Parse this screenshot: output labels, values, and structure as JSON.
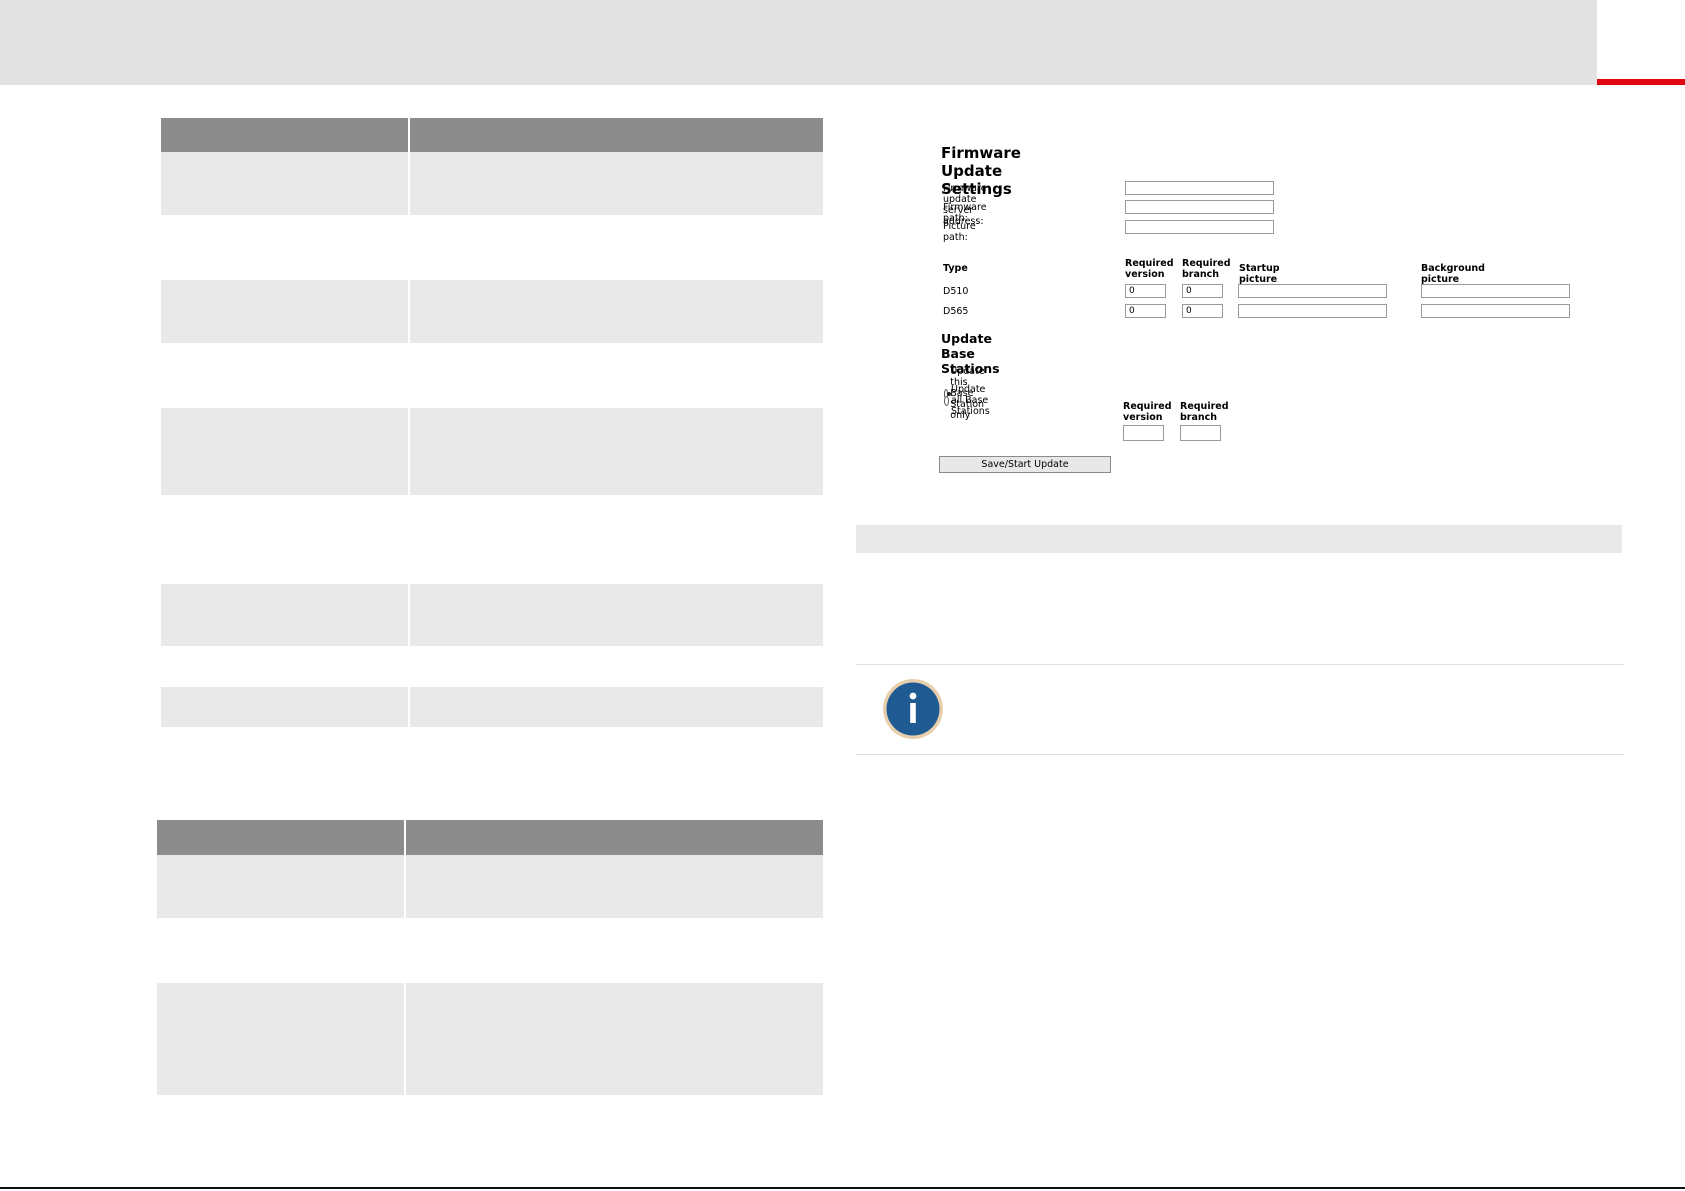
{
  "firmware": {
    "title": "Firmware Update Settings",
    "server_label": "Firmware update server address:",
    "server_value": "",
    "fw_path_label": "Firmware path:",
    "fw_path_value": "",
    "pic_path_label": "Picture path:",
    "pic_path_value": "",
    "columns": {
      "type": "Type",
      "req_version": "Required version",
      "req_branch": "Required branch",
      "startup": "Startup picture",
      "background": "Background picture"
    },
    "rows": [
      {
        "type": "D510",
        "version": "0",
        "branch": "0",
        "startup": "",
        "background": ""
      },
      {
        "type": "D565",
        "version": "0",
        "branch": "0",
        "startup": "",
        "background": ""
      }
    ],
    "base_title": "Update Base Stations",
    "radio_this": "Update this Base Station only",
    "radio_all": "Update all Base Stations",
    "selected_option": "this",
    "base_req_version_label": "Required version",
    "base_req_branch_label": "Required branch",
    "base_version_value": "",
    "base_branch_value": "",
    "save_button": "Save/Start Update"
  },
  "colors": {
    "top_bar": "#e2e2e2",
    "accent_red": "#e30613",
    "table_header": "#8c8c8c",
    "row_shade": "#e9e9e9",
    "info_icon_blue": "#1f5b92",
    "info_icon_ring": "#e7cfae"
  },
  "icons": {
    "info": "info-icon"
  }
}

---

- [Given task]: Write the records above out again exactly, with no pictures in your copy.

- [Complete output]:
Parse this screenshot: output labels, values, and structure as JSON.
{
  "firmware": {
    "title": "Firmware Update Settings",
    "server_label": "Firmware update server address:",
    "server_value": "",
    "fw_path_label": "Firmware path:",
    "fw_path_value": "",
    "pic_path_label": "Picture path:",
    "pic_path_value": "",
    "columns": {
      "type": "Type",
      "req_version": "Required version",
      "req_branch": "Required branch",
      "startup": "Startup picture",
      "background": "Background picture"
    },
    "rows": [
      {
        "type": "D510",
        "version": "0",
        "branch": "0",
        "startup": "",
        "background": ""
      },
      {
        "type": "D565",
        "version": "0",
        "branch": "0",
        "startup": "",
        "background": ""
      }
    ],
    "base_title": "Update Base Stations",
    "radio_this": "Update this Base Station only",
    "radio_all": "Update all Base Stations",
    "selected_option": "this",
    "base_req_version_label": "Required version",
    "base_req_branch_label": "Required branch",
    "base_version_value": "",
    "base_branch_value": "",
    "save_button": "Save/Start Update"
  },
  "colors": {
    "top_bar": "#e2e2e2",
    "accent_red": "#e30613",
    "table_header": "#8c8c8c",
    "row_shade": "#e9e9e9",
    "info_icon_blue": "#1f5b92",
    "info_icon_ring": "#e7cfae"
  },
  "icons": {
    "info": "info-icon"
  }
}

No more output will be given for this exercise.